**What is expected**
Retype every entry in its entirety, without alteration.

**Data records**
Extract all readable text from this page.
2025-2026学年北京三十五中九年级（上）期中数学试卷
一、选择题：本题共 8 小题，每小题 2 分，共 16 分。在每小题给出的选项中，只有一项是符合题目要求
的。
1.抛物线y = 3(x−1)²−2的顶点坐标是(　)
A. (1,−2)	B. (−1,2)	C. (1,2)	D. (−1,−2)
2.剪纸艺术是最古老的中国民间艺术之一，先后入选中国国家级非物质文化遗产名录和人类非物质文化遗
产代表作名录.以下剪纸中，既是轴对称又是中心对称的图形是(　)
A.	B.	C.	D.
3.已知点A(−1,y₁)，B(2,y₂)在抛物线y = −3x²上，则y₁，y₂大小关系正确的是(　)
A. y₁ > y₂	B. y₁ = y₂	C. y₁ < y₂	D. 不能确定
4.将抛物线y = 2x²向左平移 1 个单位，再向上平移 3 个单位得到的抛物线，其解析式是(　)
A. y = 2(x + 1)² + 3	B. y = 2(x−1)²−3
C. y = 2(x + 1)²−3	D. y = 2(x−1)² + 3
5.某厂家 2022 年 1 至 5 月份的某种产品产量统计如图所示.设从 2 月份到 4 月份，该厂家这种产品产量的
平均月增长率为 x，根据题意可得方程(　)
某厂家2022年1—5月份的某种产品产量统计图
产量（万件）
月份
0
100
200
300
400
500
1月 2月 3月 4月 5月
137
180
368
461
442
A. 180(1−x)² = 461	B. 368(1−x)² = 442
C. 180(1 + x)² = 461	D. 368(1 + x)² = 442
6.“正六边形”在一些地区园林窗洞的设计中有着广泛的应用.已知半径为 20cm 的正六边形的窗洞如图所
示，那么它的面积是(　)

**Reply to the task**
Extract all readable text from this page.
2025-2026学年北京三十五中九年级（上）期中数学试卷
一、选择题：本题共 8 小题，每小题 2 分，共 16 分。在每小题给出的选项中，只有一项是符合题目要求
的。
1.抛物线y = 3(x−1)²−2的顶点坐标是(　)
A. (1,−2)	B. (−1,2)	C. (1,2)	D. (−1,−2)
2.剪纸艺术是最古老的中国民间艺术之一，先后入选中国国家级非物质文化遗产名录和人类非物质文化遗
产代表作名录.以下剪纸中，既是轴对称又是中心对称的图形是(　)
A.	B.	C.	D.
3.已知点A(−1,y₁)，B(2,y₂)在抛物线y = −3x²上，则y₁，y₂大小关系正确的是(　)
A. y₁ > y₂	B. y₁ = y₂	C. y₁ < y₂	D. 不能确定
4.将抛物线y = 2x²向左平移 1 个单位，再向上平移 3 个单位得到的抛物线，其解析式是(　)
A. y = 2(x + 1)² + 3	B. y = 2(x−1)²−3
C. y = 2(x + 1)²−3	D. y = 2(x−1)² + 3
5.某厂家 2022 年 1 至 5 月份的某种产品产量统计如图所示.设从 2 月份到 4 月份，该厂家这种产品产量的
平均月增长率为 x，根据题意可得方程(　)
某厂家2022年1—5月份的某种产品产量统计图
产量（万件）
月份
0
100
200
300
400
500
1月 2月 3月 4月 5月
137
180
368
461
442
A. 180(1−x)² = 461	B. 368(1−x)² = 442
C. 180(1 + x)² = 461	D. 368(1 + x)² = 442
6.“正六边形”在一些地区园林窗洞的设计中有着广泛的应用.已知半径为 20cm 的正六边形的窗洞如图所
示，那么它的面积是(　)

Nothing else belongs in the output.